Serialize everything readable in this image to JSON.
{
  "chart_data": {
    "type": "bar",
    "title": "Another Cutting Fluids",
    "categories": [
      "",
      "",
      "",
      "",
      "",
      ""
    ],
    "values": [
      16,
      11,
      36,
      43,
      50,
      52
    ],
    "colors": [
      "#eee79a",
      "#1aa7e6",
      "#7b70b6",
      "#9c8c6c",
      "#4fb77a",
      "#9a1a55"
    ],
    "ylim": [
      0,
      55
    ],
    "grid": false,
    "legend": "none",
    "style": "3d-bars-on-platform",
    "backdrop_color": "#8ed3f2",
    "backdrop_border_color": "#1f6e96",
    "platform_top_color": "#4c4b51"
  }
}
·····
→ TASK DIRECTIONS
Your task is to repeat each line of the material exactly.

→ RESPONSE
Serialize everything readable in this image to JSON.
{
  "chart_data": {
    "type": "bar",
    "title": "Another Cutting Fluids",
    "categories": [
      "",
      "",
      "",
      "",
      "",
      ""
    ],
    "values": [
      16,
      11,
      36,
      43,
      50,
      52
    ],
    "colors": [
      "#eee79a",
      "#1aa7e6",
      "#7b70b6",
      "#9c8c6c",
      "#4fb77a",
      "#9a1a55"
    ],
    "ylim": [
      0,
      55
    ],
    "grid": false,
    "legend": "none",
    "style": "3d-bars-on-platform",
    "backdrop_color": "#8ed3f2",
    "backdrop_border_color": "#1f6e96",
    "platform_top_color": "#4c4b51"
  }
}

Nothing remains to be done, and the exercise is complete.